> AIM:
Copy out the records precisely, omitting pictures.

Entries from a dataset
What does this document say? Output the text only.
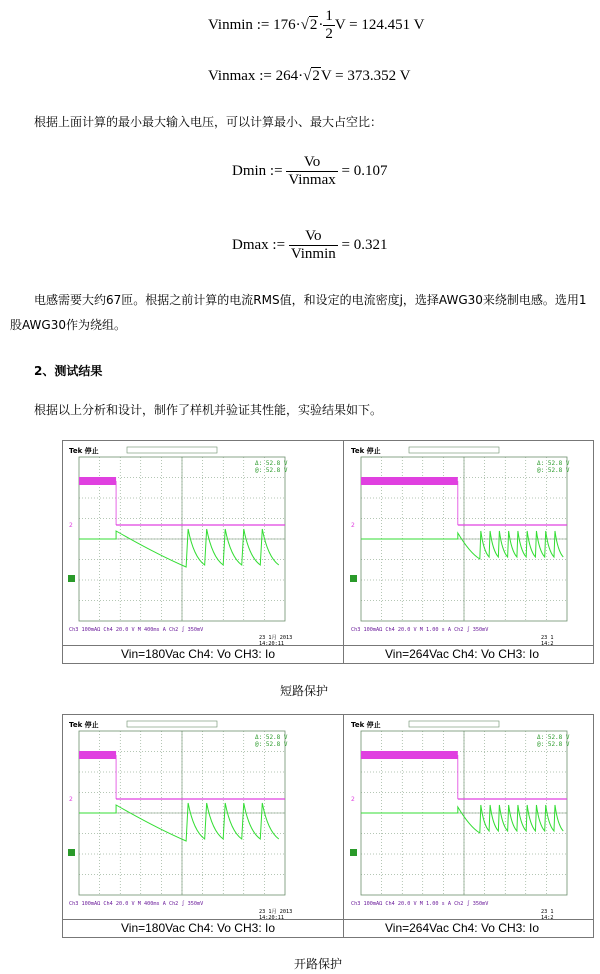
Vinmin := $176\cdot√2\cdot \frac{1}{2}$ V = 124.451 V
Vinmax := 264·√2V = 373.352 V
根据上面计算的最小最大输入电压，可以计算最小、最大占空比：
Dmin := $\frac{Vo}{\text{Vinmax}} = 0.107$
Dmax := $\frac{Vo}{\text{Vinmin}} = 0.321$
电感需要大约67匝。根据之前计算的电流RMS值，和设定的电流密度j，选择AWG30来绕制电感。选用1股AWG30作为绕组。
2、测试结果
根据以上分析和设计，制作了样机并验证其性能，实验结果如下。
Tek 停止
Δ: 52.8 V
@: 52.8 V
2
Ch3 100mAΩ Ch4 20.0 V M 400ms A Ch2 ∫ 350mV
23 1月 2013
14:20:11
Tek 停止
Δ: 52.8 V
@: 52.8 V
2
Ch3 100mAΩ Ch4 20.0 V M 1.00 s A Ch2 ∫ 350mV
23 1
14:2
Vin=180Vac Ch4: Vo CH3: Io	Vin=264Vac Ch4: Vo CH3: Io
短路保护
Tek 停止
Δ: 52.8 V
@: 52.8 V
2
Ch3 100mAΩ Ch4 20.0 V M 400ms A Ch2 ∫ 350mV
23 1月 2013
14:20:11
Tek 停止
Δ: 52.8 V
@: 52.8 V
2
Ch3 100mAΩ Ch4 20.0 V M 1.00 s A Ch2 ∫ 350mV
23 1
14:2
Vin=180Vac Ch4: Vo CH3: Io	Vin=264Vac Ch4: Vo CH3: Io
开路保护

> ANSWER FOR THE TASK:
What does this document say? Output the text only.
Vinmin := $176\cdot√2\cdot \frac{1}{2}$ V = 124.451 V
Vinmax := 264·√2V = 373.352 V
根据上面计算的最小最大输入电压，可以计算最小、最大占空比：
Dmin := $\frac{Vo}{\text{Vinmax}} = 0.107$
Dmax := $\frac{Vo}{\text{Vinmin}} = 0.321$
电感需要大约67匝。根据之前计算的电流RMS值，和设定的电流密度j，选择AWG30来绕制电感。选用1股AWG30作为绕组。
2、测试结果
根据以上分析和设计，制作了样机并验证其性能，实验结果如下。
Tek 停止
Δ: 52.8 V
@: 52.8 V
2
Ch3 100mAΩ Ch4 20.0 V M 400ms A Ch2 ∫ 350mV
23 1月 2013
14:20:11
Tek 停止
Δ: 52.8 V
@: 52.8 V
2
Ch3 100mAΩ Ch4 20.0 V M 1.00 s A Ch2 ∫ 350mV
23 1
14:2
Vin=180Vac Ch4: Vo CH3: Io	Vin=264Vac Ch4: Vo CH3: Io
短路保护
Tek 停止
Δ: 52.8 V
@: 52.8 V
2
Ch3 100mAΩ Ch4 20.0 V M 400ms A Ch2 ∫ 350mV
23 1月 2013
14:20:11
Tek 停止
Δ: 52.8 V
@: 52.8 V
2
Ch3 100mAΩ Ch4 20.0 V M 1.00 s A Ch2 ∫ 350mV
23 1
14:2
Vin=180Vac Ch4: Vo CH3: Io	Vin=264Vac Ch4: Vo CH3: Io
开路保护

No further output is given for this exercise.